# Do this
Count every line where "Output" shows up, and give that number only.

# Given records

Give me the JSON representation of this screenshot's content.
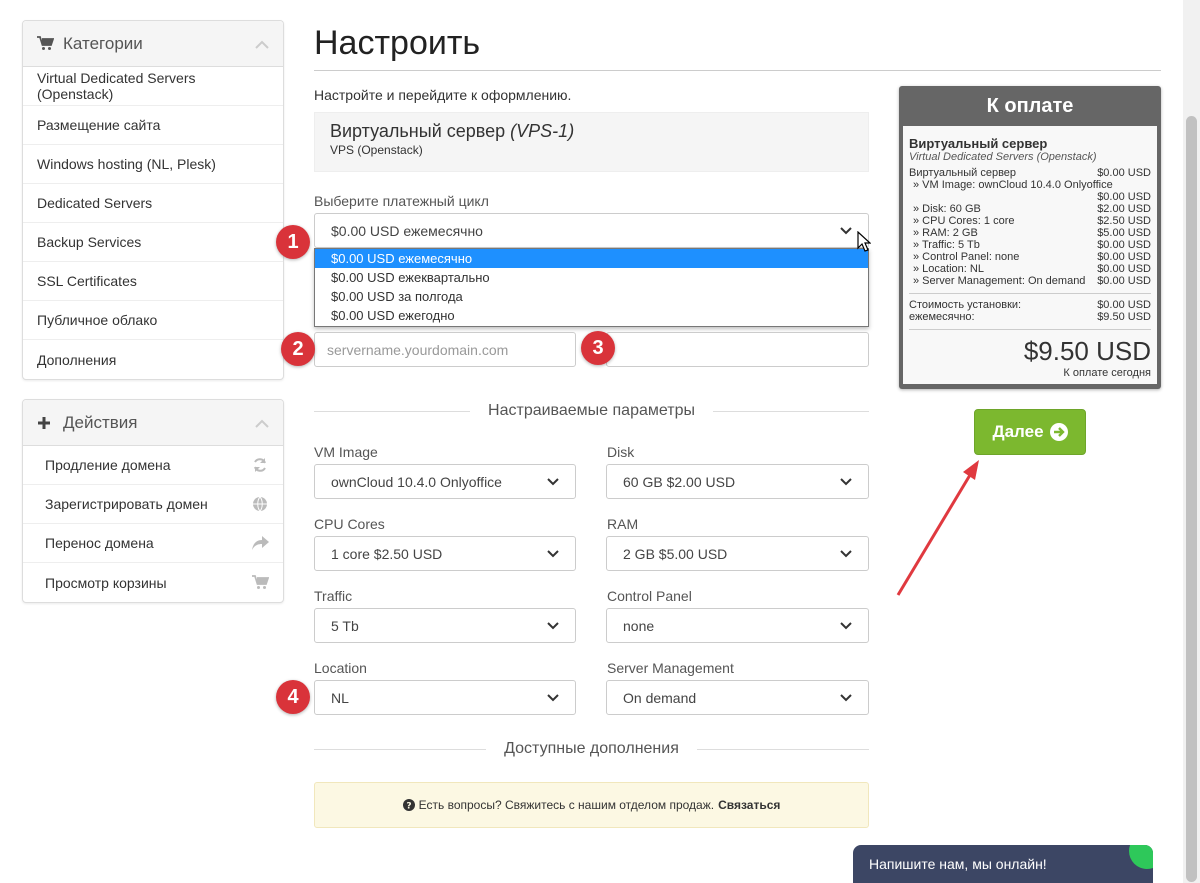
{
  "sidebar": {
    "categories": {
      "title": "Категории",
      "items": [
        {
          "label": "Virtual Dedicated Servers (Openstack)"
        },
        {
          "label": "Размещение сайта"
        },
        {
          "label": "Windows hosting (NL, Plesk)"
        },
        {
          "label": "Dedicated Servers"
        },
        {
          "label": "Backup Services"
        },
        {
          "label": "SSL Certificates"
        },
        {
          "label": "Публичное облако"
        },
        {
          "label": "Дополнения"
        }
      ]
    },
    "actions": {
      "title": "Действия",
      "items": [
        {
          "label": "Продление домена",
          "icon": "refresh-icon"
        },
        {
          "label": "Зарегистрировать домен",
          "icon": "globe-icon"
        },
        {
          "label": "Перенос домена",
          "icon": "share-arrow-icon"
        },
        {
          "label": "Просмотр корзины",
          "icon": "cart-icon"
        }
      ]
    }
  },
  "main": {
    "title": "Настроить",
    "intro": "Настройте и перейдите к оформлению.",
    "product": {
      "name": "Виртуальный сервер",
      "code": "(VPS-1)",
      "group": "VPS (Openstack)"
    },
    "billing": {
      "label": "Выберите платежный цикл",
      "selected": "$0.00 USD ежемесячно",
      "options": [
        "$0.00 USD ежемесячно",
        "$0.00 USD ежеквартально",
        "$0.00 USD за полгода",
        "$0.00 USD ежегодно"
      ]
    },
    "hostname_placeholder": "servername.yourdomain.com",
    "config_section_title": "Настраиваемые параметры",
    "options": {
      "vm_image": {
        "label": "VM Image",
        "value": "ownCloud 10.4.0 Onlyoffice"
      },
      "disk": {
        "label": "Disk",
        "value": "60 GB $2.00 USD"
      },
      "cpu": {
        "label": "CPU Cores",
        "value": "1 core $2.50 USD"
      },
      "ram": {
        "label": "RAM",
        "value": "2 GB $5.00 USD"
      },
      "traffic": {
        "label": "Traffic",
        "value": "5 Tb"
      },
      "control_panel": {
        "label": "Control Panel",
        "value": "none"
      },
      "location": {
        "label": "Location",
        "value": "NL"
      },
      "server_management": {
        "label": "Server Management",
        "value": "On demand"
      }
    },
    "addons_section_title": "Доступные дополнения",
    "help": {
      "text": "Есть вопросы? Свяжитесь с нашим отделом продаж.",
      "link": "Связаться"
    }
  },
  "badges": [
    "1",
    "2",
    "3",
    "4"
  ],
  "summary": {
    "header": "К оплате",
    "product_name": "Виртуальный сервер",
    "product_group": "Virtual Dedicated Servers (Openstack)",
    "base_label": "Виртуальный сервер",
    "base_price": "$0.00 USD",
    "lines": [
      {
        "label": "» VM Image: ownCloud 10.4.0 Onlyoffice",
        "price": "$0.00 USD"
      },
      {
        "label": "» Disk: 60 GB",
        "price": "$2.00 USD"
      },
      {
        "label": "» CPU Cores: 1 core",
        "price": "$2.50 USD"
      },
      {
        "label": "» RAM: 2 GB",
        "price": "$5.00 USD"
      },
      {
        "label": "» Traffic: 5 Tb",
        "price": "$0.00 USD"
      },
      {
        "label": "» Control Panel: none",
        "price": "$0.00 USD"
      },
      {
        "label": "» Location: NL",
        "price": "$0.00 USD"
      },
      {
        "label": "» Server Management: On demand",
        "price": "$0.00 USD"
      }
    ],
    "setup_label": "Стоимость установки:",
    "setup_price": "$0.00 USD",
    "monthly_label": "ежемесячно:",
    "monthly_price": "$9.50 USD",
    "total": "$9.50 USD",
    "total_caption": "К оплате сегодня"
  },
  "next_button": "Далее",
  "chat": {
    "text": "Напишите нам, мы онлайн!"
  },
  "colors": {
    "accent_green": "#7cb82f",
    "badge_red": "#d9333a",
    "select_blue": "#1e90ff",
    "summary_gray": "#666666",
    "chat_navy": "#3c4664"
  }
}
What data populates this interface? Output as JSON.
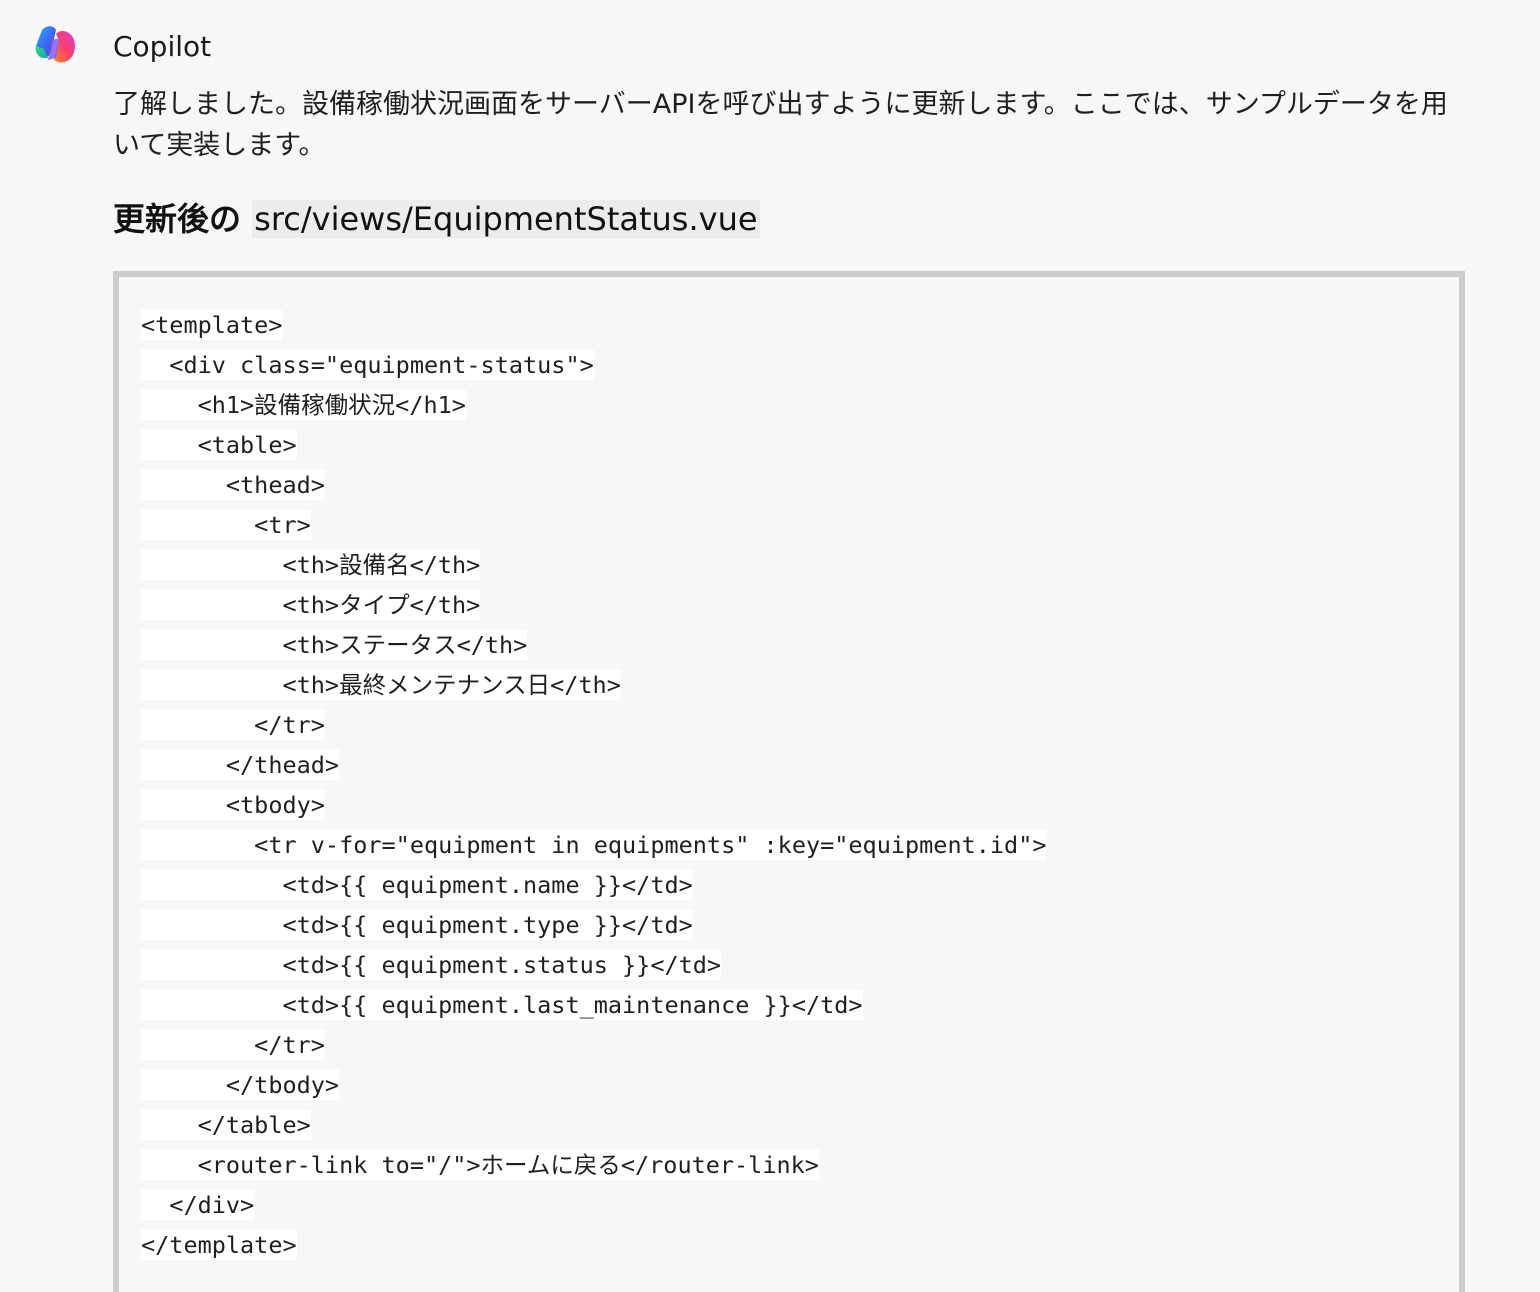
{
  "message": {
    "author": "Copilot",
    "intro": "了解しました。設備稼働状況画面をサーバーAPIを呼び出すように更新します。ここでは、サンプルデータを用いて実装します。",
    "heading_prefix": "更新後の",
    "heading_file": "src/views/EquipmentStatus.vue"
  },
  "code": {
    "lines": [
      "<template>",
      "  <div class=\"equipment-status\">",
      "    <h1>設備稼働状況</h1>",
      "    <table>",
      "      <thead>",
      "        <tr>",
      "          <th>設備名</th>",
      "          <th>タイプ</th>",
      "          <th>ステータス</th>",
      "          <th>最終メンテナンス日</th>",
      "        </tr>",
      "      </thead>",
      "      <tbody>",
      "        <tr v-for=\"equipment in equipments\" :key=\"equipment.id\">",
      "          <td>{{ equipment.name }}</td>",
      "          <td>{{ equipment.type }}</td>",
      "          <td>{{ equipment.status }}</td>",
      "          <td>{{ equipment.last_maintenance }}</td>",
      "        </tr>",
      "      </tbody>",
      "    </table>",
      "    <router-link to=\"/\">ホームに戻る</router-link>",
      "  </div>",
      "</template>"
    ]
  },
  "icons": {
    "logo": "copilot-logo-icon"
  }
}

--

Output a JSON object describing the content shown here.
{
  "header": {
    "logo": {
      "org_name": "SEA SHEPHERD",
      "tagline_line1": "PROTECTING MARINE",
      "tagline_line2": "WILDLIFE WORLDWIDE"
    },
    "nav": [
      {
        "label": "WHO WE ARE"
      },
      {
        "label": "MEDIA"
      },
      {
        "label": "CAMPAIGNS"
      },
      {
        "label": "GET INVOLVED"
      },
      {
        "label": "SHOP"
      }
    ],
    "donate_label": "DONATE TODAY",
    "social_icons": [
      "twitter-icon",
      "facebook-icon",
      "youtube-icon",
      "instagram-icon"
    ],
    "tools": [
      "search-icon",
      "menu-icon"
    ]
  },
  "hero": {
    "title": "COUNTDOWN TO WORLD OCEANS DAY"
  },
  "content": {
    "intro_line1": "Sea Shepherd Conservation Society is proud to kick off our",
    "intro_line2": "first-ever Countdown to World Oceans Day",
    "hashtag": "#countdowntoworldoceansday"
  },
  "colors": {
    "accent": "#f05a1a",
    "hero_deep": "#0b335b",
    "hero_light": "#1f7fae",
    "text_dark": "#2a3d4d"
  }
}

==

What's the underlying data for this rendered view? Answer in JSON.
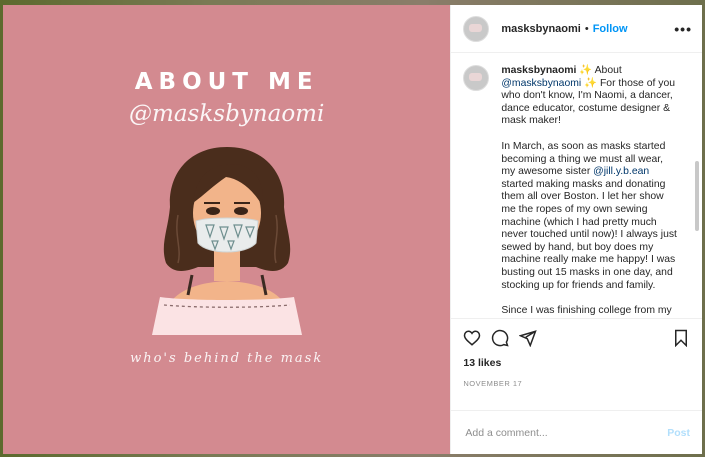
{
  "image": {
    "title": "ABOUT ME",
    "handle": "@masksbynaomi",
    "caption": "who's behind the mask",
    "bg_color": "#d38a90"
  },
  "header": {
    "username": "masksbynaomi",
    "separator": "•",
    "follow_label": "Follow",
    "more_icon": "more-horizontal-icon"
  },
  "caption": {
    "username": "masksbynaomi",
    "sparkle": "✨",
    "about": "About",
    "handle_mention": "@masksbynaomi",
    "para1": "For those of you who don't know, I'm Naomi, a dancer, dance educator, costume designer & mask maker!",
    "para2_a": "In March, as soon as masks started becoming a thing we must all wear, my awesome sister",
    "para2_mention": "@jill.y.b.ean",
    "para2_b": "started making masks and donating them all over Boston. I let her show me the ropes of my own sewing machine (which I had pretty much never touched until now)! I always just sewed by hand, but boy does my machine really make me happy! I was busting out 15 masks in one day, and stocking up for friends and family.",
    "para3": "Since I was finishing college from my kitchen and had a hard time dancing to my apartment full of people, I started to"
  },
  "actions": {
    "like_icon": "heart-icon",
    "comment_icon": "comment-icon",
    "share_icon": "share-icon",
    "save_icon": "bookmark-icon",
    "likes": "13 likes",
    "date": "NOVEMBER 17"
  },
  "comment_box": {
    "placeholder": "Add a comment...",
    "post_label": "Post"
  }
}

# Answer to this problem
2